Records from a data source
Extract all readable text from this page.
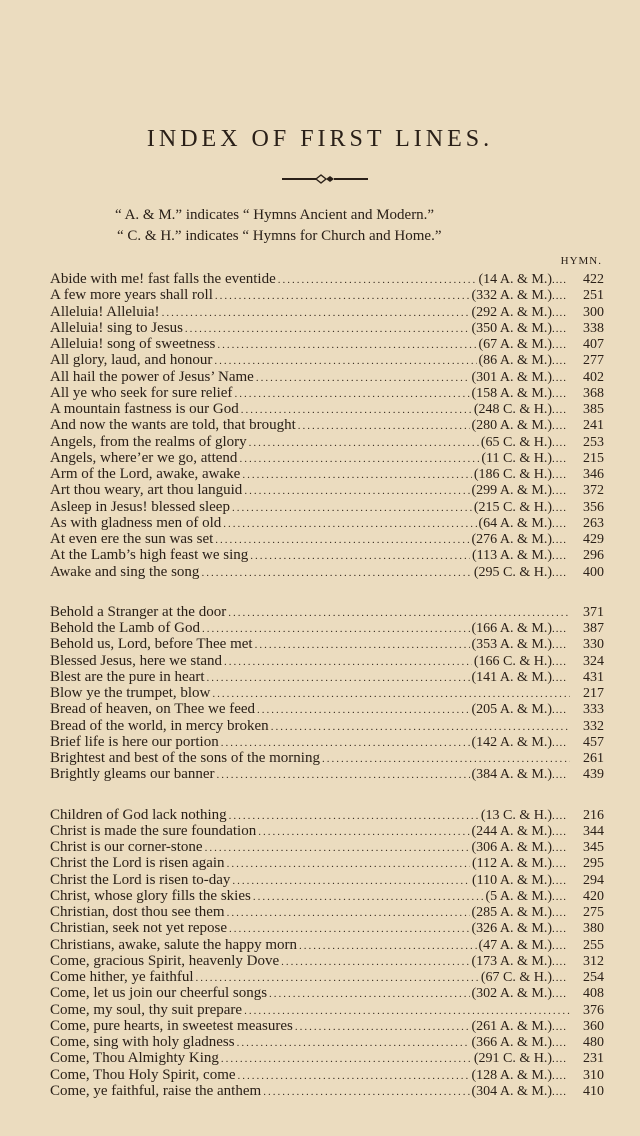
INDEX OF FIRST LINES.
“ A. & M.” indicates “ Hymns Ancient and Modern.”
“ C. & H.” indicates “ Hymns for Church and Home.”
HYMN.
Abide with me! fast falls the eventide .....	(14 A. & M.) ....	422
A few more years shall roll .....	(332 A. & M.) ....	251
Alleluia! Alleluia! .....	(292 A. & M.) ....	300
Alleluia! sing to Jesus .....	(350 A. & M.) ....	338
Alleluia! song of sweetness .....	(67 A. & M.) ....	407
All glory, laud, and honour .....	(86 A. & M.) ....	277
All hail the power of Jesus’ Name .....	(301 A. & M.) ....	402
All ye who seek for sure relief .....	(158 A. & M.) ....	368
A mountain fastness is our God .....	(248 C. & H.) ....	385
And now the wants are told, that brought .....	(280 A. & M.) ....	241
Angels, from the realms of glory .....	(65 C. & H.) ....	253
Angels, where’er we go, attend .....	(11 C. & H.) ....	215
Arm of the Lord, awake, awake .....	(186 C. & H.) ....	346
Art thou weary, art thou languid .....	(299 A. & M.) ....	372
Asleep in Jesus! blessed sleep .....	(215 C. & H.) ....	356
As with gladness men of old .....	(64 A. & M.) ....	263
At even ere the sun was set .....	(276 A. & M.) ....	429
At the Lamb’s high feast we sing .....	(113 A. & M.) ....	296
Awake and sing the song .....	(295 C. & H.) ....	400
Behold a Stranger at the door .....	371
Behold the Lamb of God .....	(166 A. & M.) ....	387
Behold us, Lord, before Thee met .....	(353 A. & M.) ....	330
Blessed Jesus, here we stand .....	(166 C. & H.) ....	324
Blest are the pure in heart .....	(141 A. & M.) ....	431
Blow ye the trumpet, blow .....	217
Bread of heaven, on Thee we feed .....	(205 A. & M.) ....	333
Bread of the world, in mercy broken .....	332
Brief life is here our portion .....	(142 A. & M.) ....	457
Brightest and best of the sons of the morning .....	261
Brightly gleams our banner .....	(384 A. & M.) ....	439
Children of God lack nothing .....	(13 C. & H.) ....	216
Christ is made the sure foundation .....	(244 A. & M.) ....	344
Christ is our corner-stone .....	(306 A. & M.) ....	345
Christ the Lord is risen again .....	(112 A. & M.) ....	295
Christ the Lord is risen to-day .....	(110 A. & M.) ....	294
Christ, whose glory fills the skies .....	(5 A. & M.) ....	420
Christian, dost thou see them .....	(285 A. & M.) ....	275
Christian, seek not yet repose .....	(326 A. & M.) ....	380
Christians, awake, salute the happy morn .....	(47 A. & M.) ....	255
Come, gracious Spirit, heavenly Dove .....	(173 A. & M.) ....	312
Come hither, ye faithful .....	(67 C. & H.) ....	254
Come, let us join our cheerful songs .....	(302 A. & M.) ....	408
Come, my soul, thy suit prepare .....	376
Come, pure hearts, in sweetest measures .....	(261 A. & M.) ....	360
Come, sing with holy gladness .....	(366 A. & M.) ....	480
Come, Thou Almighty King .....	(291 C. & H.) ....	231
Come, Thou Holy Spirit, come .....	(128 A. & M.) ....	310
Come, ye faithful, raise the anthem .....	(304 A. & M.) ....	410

---

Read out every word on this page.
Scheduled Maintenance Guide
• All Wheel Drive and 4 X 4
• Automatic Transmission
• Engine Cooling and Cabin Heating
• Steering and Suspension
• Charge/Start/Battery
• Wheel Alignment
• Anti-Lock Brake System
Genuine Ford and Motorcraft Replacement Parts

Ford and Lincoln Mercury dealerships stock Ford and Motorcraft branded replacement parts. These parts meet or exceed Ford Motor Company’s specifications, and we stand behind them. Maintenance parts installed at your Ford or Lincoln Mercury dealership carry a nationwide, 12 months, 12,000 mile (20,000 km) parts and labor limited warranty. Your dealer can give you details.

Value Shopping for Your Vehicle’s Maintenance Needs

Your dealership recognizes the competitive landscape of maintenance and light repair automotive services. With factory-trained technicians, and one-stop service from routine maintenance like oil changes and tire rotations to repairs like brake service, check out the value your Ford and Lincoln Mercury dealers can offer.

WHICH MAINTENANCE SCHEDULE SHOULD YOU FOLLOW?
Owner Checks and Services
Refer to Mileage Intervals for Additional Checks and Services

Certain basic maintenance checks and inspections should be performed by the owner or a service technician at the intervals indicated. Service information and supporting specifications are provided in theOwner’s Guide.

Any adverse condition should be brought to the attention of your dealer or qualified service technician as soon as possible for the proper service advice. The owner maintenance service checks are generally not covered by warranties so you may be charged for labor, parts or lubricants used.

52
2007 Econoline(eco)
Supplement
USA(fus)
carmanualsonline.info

_Task_
In the entries above, find lines with "risen" and copy each.

_The answer_
Christ the Lord is risen again .....	(112 A. & M.) ....	295
Christ the Lord is risen to-day .....	(110 A. & M.) ....	294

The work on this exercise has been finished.